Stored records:
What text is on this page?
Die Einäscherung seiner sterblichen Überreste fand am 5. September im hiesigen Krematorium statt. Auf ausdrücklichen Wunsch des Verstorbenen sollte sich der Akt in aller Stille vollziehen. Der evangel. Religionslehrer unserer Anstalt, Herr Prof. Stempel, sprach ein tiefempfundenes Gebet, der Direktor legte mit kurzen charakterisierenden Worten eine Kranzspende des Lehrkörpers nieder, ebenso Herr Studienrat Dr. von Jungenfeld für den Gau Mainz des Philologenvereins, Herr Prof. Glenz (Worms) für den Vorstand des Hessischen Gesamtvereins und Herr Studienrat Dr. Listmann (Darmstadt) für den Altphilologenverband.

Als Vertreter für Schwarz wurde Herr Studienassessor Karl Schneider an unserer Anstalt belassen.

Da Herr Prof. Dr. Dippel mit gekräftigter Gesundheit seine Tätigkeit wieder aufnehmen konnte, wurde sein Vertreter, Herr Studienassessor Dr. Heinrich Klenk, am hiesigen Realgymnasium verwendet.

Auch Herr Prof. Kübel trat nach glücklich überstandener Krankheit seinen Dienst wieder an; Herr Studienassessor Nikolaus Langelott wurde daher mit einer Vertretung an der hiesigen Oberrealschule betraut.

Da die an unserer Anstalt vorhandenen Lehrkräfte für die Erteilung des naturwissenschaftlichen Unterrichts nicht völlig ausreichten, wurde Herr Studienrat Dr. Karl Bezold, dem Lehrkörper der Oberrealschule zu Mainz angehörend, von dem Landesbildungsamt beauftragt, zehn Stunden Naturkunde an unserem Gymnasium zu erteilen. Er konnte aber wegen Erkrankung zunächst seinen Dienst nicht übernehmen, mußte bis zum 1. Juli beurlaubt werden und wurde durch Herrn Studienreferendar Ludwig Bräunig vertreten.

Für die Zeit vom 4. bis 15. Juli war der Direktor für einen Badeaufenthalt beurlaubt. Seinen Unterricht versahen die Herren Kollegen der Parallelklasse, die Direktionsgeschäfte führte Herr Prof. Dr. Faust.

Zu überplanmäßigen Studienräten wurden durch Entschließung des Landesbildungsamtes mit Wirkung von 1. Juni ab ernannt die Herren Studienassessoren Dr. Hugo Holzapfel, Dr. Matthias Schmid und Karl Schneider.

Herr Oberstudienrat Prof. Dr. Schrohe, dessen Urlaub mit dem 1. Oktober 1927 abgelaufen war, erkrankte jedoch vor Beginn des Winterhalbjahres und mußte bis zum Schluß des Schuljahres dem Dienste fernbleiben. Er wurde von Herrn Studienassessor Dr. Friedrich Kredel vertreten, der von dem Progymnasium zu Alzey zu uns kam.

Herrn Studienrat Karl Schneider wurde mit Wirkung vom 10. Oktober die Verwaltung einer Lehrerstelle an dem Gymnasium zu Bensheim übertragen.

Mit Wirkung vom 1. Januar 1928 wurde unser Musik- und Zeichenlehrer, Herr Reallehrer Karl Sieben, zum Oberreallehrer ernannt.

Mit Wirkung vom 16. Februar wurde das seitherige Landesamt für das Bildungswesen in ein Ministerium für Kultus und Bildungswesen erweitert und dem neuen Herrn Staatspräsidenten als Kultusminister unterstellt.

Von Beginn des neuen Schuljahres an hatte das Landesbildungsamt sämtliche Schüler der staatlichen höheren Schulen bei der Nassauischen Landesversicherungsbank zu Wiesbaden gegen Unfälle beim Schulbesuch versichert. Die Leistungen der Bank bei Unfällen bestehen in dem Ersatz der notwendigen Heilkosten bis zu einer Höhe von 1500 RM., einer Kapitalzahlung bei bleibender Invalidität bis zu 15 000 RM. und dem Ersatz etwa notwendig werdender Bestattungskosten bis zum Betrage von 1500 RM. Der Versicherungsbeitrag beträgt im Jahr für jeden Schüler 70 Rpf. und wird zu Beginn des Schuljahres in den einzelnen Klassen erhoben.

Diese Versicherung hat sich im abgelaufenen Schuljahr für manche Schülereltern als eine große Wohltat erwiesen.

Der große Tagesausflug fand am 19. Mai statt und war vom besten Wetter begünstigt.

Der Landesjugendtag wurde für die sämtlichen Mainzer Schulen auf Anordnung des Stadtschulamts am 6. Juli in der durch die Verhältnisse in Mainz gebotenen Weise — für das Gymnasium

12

▶ [TASK DETAILS]:
Copy down the whole of the data above, matching it exactly.

▶ [REPLY]:
What text is on this page?
Die Einäscherung seiner sterblichen Überreste fand am 5. September im hiesigen Krematorium statt. Auf ausdrücklichen Wunsch des Verstorbenen sollte sich der Akt in aller Stille vollziehen. Der evangel. Religionslehrer unserer Anstalt, Herr Prof. Stempel, sprach ein tiefempfundenes Gebet, der Direktor legte mit kurzen charakterisierenden Worten eine Kranzspende des Lehrkörpers nieder, ebenso Herr Studienrat Dr. von Jungenfeld für den Gau Mainz des Philologenvereins, Herr Prof. Glenz (Worms) für den Vorstand des Hessischen Gesamtvereins und Herr Studienrat Dr. Listmann (Darmstadt) für den Altphilologenverband.

Als Vertreter für Schwarz wurde Herr Studienassessor Karl Schneider an unserer Anstalt belassen.

Da Herr Prof. Dr. Dippel mit gekräftigter Gesundheit seine Tätigkeit wieder aufnehmen konnte, wurde sein Vertreter, Herr Studienassessor Dr. Heinrich Klenk, am hiesigen Realgymnasium verwendet.

Auch Herr Prof. Kübel trat nach glücklich überstandener Krankheit seinen Dienst wieder an; Herr Studienassessor Nikolaus Langelott wurde daher mit einer Vertretung an der hiesigen Oberrealschule betraut.

Da die an unserer Anstalt vorhandenen Lehrkräfte für die Erteilung des naturwissenschaftlichen Unterrichts nicht völlig ausreichten, wurde Herr Studienrat Dr. Karl Bezold, dem Lehrkörper der Oberrealschule zu Mainz angehörend, von dem Landesbildungsamt beauftragt, zehn Stunden Naturkunde an unserem Gymnasium zu erteilen. Er konnte aber wegen Erkrankung zunächst seinen Dienst nicht übernehmen, mußte bis zum 1. Juli beurlaubt werden und wurde durch Herrn Studienreferendar Ludwig Bräunig vertreten.

Für die Zeit vom 4. bis 15. Juli war der Direktor für einen Badeaufenthalt beurlaubt. Seinen Unterricht versahen die Herren Kollegen der Parallelklasse, die Direktionsgeschäfte führte Herr Prof. Dr. Faust.

Zu überplanmäßigen Studienräten wurden durch Entschließung des Landesbildungsamtes mit Wirkung von 1. Juni ab ernannt die Herren Studienassessoren Dr. Hugo Holzapfel, Dr. Matthias Schmid und Karl Schneider.

Herr Oberstudienrat Prof. Dr. Schrohe, dessen Urlaub mit dem 1. Oktober 1927 abgelaufen war, erkrankte jedoch vor Beginn des Winterhalbjahres und mußte bis zum Schluß des Schuljahres dem Dienste fernbleiben. Er wurde von Herrn Studienassessor Dr. Friedrich Kredel vertreten, der von dem Progymnasium zu Alzey zu uns kam.

Herrn Studienrat Karl Schneider wurde mit Wirkung vom 10. Oktober die Verwaltung einer Lehrerstelle an dem Gymnasium zu Bensheim übertragen.

Mit Wirkung vom 1. Januar 1928 wurde unser Musik- und Zeichenlehrer, Herr Reallehrer Karl Sieben, zum Oberreallehrer ernannt.

Mit Wirkung vom 16. Februar wurde das seitherige Landesamt für das Bildungswesen in ein Ministerium für Kultus und Bildungswesen erweitert und dem neuen Herrn Staatspräsidenten als Kultusminister unterstellt.

Von Beginn des neuen Schuljahres an hatte das Landesbildungsamt sämtliche Schüler der staatlichen höheren Schulen bei der Nassauischen Landesversicherungsbank zu Wiesbaden gegen Unfälle beim Schulbesuch versichert. Die Leistungen der Bank bei Unfällen bestehen in dem Ersatz der notwendigen Heilkosten bis zu einer Höhe von 1500 RM., einer Kapitalzahlung bei bleibender Invalidität bis zu 15 000 RM. und dem Ersatz etwa notwendig werdender Bestattungskosten bis zum Betrage von 1500 RM. Der Versicherungsbeitrag beträgt im Jahr für jeden Schüler 70 Rpf. und wird zu Beginn des Schuljahres in den einzelnen Klassen erhoben.

Diese Versicherung hat sich im abgelaufenen Schuljahr für manche Schülereltern als eine große Wohltat erwiesen.

Der große Tagesausflug fand am 19. Mai statt und war vom besten Wetter begünstigt.

Der Landesjugendtag wurde für die sämtlichen Mainzer Schulen auf Anordnung des Stadtschulamts am 6. Juli in der durch die Verhältnisse in Mainz gebotenen Weise — für das Gymnasium

12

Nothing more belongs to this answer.